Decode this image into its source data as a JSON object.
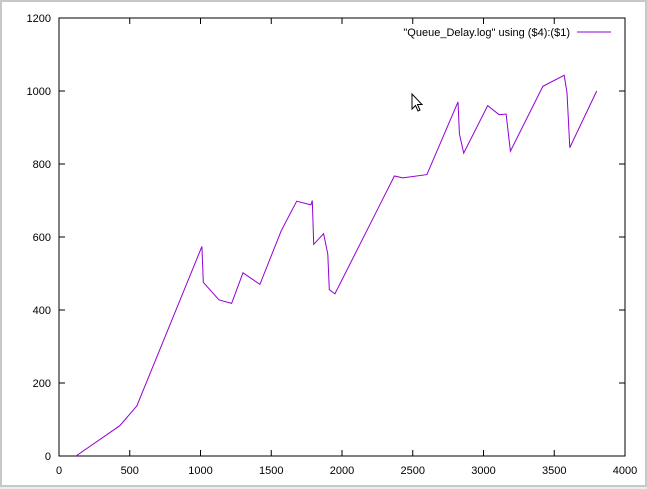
{
  "chart_data": {
    "type": "line",
    "title": "",
    "xlabel": "",
    "ylabel": "",
    "xlim": [
      0,
      4000
    ],
    "ylim": [
      0,
      1200
    ],
    "xticks": [
      0,
      500,
      1000,
      1500,
      2000,
      2500,
      3000,
      3500,
      4000
    ],
    "yticks": [
      0,
      200,
      400,
      600,
      800,
      1000,
      1200
    ],
    "grid": false,
    "legend_position": "top-right",
    "series": [
      {
        "name": "\"Queue_Delay.log\" using ($4):($1)",
        "color": "#9400d3",
        "x": [
          120,
          430,
          550,
          1010,
          1020,
          1130,
          1220,
          1300,
          1420,
          1570,
          1680,
          1780,
          1790,
          1800,
          1870,
          1900,
          1910,
          1950,
          2370,
          2430,
          2600,
          2820,
          2830,
          2860,
          3030,
          3110,
          3160,
          3190,
          3420,
          3570,
          3590,
          3610,
          3800
        ],
        "y": [
          0,
          83,
          137,
          574,
          476,
          428,
          418,
          502,
          470,
          617,
          698,
          688,
          700,
          580,
          609,
          553,
          456,
          444,
          767,
          762,
          771,
          970,
          883,
          830,
          960,
          935,
          937,
          835,
          1013,
          1043,
          995,
          845,
          1000
        ]
      }
    ]
  }
}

______

Reproduce the full material exactly, excluding the pictures.

> Solution
Decode this image into its source data as a JSON object.
{
  "chart_data": {
    "type": "line",
    "title": "",
    "xlabel": "",
    "ylabel": "",
    "xlim": [
      0,
      4000
    ],
    "ylim": [
      0,
      1200
    ],
    "xticks": [
      0,
      500,
      1000,
      1500,
      2000,
      2500,
      3000,
      3500,
      4000
    ],
    "yticks": [
      0,
      200,
      400,
      600,
      800,
      1000,
      1200
    ],
    "grid": false,
    "legend_position": "top-right",
    "series": [
      {
        "name": "\"Queue_Delay.log\" using ($4):($1)",
        "color": "#9400d3",
        "x": [
          120,
          430,
          550,
          1010,
          1020,
          1130,
          1220,
          1300,
          1420,
          1570,
          1680,
          1780,
          1790,
          1800,
          1870,
          1900,
          1910,
          1950,
          2370,
          2430,
          2600,
          2820,
          2830,
          2860,
          3030,
          3110,
          3160,
          3190,
          3420,
          3570,
          3590,
          3610,
          3800
        ],
        "y": [
          0,
          83,
          137,
          574,
          476,
          428,
          418,
          502,
          470,
          617,
          698,
          688,
          700,
          580,
          609,
          553,
          456,
          444,
          767,
          762,
          771,
          970,
          883,
          830,
          960,
          935,
          937,
          835,
          1013,
          1043,
          995,
          845,
          1000
        ]
      }
    ]
  }
}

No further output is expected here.